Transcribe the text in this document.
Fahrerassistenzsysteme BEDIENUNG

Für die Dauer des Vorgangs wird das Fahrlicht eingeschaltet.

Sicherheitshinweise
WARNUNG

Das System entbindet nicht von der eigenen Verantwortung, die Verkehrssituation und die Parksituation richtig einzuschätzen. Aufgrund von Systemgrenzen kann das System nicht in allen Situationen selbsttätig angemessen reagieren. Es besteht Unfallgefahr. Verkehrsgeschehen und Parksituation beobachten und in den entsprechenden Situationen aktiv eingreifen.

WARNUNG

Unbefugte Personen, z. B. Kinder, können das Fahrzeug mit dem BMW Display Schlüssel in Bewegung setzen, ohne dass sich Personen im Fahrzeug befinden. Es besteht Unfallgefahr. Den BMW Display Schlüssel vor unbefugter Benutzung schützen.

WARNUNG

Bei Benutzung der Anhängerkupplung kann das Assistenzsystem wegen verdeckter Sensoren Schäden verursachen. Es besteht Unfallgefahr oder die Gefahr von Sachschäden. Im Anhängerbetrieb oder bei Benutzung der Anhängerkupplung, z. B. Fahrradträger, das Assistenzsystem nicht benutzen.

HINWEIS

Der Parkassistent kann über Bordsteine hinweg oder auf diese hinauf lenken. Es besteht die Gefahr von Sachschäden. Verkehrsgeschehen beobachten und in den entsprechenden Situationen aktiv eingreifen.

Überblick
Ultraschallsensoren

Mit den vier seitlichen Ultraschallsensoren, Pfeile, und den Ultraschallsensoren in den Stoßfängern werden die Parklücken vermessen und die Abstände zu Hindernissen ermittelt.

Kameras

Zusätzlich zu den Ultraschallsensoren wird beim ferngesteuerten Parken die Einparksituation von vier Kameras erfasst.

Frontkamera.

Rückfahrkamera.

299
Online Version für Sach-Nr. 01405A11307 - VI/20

- [Given task] In the entries above, find lines with "Kameras" and copy each.

- [Response]
Kameras
Zusätzlich zu den Ultraschallsensoren wird beim ferngesteuerten Parken die Einparksituation von vier Kameras erfasst.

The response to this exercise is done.